#### Directive
Every record must be transcribed in its entirety, apart from the images, which are to be omitted.

#### Data listing
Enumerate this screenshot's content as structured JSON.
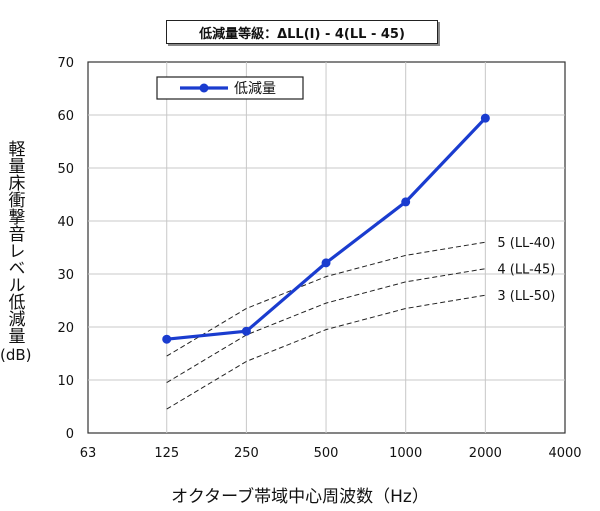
{
  "title": "低減量等級：ΔLL(Ⅰ) - 4(LL - 45)",
  "chart_data": {
    "type": "line",
    "xlabel": "オクターブ帯域中心周波数（Hz）",
    "ylabel_main": "軽量床衝撃音レベル低減量",
    "ylabel_unit": "(dB)",
    "x_ticks": [
      "63",
      "125",
      "250",
      "500",
      "1000",
      "2000",
      "4000"
    ],
    "y_ticks": [
      "0",
      "10",
      "20",
      "30",
      "40",
      "50",
      "60",
      "70"
    ],
    "ylim": [
      0,
      70
    ],
    "x_scale": "log",
    "grid": true,
    "legend_position": "top-left",
    "series": [
      {
        "name": "低減量",
        "color": "#1a3ccf",
        "x": [
          125,
          250,
          500,
          1000,
          2000
        ],
        "y": [
          17.7,
          19.2,
          32.1,
          43.6,
          59.4
        ]
      }
    ],
    "reference_curves": [
      {
        "label": "5 (LL-40)",
        "x": [
          125,
          250,
          500,
          1000,
          2000
        ],
        "y": [
          14.5,
          23.5,
          29.5,
          33.5,
          36
        ]
      },
      {
        "label": "4 (LL-45)",
        "x": [
          125,
          250,
          500,
          1000,
          2000
        ],
        "y": [
          9.5,
          18.5,
          24.5,
          28.5,
          31
        ]
      },
      {
        "label": "3 (LL-50)",
        "x": [
          125,
          250,
          500,
          1000,
          2000
        ],
        "y": [
          4.5,
          13.5,
          19.5,
          23.5,
          26
        ]
      }
    ]
  }
}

#### Final result
Enumerate this screenshot's content as structured JSON.
{
  "title": "低減量等級：ΔLL(Ⅰ) - 4(LL - 45)",
  "chart_data": {
    "type": "line",
    "xlabel": "オクターブ帯域中心周波数（Hz）",
    "ylabel_main": "軽量床衝撃音レベル低減量",
    "ylabel_unit": "(dB)",
    "x_ticks": [
      "63",
      "125",
      "250",
      "500",
      "1000",
      "2000",
      "4000"
    ],
    "y_ticks": [
      "0",
      "10",
      "20",
      "30",
      "40",
      "50",
      "60",
      "70"
    ],
    "ylim": [
      0,
      70
    ],
    "x_scale": "log",
    "grid": true,
    "legend_position": "top-left",
    "series": [
      {
        "name": "低減量",
        "color": "#1a3ccf",
        "x": [
          125,
          250,
          500,
          1000,
          2000
        ],
        "y": [
          17.7,
          19.2,
          32.1,
          43.6,
          59.4
        ]
      }
    ],
    "reference_curves": [
      {
        "label": "5 (LL-40)",
        "x": [
          125,
          250,
          500,
          1000,
          2000
        ],
        "y": [
          14.5,
          23.5,
          29.5,
          33.5,
          36
        ]
      },
      {
        "label": "4 (LL-45)",
        "x": [
          125,
          250,
          500,
          1000,
          2000
        ],
        "y": [
          9.5,
          18.5,
          24.5,
          28.5,
          31
        ]
      },
      {
        "label": "3 (LL-50)",
        "x": [
          125,
          250,
          500,
          1000,
          2000
        ],
        "y": [
          4.5,
          13.5,
          19.5,
          23.5,
          26
        ]
      }
    ]
  }
}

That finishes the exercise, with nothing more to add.